The lines to extract start at the one containing "Convert this screenshot" and end with the last line; give them exactly and nothing more.
——
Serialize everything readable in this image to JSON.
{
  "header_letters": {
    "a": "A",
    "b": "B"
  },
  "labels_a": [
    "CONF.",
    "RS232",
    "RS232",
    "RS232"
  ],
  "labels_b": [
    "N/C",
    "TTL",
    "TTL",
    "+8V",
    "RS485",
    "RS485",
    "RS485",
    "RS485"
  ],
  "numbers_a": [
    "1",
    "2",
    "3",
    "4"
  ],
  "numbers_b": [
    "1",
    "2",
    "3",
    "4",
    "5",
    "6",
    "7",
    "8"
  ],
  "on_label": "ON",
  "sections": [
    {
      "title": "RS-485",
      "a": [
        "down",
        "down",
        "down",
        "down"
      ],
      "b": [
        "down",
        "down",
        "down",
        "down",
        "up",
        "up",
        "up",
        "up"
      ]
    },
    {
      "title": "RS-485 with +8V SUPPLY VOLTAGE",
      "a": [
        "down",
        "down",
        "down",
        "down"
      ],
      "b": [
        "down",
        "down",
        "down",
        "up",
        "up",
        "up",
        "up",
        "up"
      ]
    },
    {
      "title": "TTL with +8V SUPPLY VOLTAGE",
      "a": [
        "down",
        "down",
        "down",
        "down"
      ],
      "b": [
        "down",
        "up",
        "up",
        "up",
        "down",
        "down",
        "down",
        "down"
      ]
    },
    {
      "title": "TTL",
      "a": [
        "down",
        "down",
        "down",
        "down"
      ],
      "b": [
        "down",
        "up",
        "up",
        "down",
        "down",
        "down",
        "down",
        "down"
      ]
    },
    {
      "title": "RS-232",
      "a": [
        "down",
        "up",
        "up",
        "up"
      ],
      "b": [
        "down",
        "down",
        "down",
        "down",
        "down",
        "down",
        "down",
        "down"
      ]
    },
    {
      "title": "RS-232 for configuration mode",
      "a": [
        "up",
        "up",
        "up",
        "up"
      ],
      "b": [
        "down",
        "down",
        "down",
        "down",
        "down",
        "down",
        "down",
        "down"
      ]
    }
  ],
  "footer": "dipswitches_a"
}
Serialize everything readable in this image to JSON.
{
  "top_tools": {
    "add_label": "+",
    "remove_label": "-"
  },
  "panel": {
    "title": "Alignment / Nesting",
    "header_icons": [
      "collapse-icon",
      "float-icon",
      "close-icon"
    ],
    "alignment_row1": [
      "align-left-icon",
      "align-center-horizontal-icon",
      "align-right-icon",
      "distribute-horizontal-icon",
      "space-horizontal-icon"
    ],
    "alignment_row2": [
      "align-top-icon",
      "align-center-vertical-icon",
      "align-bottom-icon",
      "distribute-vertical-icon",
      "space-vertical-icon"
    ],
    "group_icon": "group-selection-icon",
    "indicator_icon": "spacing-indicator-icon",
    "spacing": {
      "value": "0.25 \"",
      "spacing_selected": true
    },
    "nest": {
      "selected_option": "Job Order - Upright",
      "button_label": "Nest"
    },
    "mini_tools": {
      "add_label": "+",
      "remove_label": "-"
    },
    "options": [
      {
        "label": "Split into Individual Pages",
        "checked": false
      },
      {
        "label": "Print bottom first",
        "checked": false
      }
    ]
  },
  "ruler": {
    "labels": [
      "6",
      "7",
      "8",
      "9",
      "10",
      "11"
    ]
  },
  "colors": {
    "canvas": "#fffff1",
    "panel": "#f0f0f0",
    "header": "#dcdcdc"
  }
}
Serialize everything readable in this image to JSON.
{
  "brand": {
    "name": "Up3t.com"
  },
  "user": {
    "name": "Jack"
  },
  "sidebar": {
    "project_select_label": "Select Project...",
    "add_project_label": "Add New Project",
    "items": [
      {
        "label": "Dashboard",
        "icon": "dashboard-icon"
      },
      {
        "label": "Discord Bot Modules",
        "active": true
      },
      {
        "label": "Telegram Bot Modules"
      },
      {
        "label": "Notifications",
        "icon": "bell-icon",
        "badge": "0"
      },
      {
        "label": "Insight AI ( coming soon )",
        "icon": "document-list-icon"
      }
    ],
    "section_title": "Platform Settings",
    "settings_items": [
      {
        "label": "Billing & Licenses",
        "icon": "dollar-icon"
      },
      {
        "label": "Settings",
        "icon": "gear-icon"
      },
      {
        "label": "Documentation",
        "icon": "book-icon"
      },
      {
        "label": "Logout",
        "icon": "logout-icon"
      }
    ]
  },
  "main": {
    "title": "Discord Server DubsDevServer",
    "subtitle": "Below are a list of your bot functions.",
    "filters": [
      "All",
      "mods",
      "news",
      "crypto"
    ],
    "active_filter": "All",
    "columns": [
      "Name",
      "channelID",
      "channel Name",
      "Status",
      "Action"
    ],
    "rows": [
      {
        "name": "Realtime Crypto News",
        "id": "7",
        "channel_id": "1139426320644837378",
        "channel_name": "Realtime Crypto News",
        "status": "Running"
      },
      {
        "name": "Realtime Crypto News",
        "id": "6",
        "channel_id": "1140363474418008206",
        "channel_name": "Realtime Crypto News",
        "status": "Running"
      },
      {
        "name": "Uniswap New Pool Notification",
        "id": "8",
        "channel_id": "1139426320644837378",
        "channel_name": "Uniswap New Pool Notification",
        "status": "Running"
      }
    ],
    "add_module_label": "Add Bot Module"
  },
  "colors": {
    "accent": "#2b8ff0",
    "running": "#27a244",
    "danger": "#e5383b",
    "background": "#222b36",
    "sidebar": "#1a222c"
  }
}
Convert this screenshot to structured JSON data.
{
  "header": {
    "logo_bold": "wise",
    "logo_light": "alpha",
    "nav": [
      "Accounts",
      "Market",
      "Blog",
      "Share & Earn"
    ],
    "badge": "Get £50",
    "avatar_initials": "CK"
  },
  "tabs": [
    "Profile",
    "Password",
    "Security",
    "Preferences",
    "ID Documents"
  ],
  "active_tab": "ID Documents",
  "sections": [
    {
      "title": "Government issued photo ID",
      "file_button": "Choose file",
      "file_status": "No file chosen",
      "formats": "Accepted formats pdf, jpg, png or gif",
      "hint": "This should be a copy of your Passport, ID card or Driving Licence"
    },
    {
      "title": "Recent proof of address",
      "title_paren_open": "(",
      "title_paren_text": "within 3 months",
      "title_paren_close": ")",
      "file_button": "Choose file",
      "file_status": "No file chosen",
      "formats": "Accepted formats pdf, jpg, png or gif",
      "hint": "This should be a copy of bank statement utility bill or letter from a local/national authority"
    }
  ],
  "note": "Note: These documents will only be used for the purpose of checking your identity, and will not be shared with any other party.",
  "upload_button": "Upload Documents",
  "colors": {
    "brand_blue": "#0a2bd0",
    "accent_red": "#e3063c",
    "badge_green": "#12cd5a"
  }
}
——
Exercise output »
Convert this screenshot to structured JSON data.
{
  "header": {
    "logo_bold": "wise",
    "logo_light": "alpha",
    "nav": [
      "Accounts",
      "Market",
      "Blog",
      "Share & Earn"
    ],
    "badge": "Get £50",
    "avatar_initials": "CK"
  },
  "tabs": [
    "Profile",
    "Password",
    "Security",
    "Preferences",
    "ID Documents"
  ],
  "active_tab": "ID Documents",
  "sections": [
    {
      "title": "Government issued photo ID",
      "file_button": "Choose file",
      "file_status": "No file chosen",
      "formats": "Accepted formats pdf, jpg, png or gif",
      "hint": "This should be a copy of your Passport, ID card or Driving Licence"
    },
    {
      "title": "Recent proof of address",
      "title_paren_open": "(",
      "title_paren_text": "within 3 months",
      "title_paren_close": ")",
      "file_button": "Choose file",
      "file_status": "No file chosen",
      "formats": "Accepted formats pdf, jpg, png or gif",
      "hint": "This should be a copy of bank statement utility bill or letter from a local/national authority"
    }
  ],
  "note": "Note: These documents will only be used for the purpose of checking your identity, and will not be shared with any other party.",
  "upload_button": "Upload Documents",
  "colors": {
    "brand_blue": "#0a2bd0",
    "accent_red": "#e3063c",
    "badge_green": "#12cd5a"
  }
}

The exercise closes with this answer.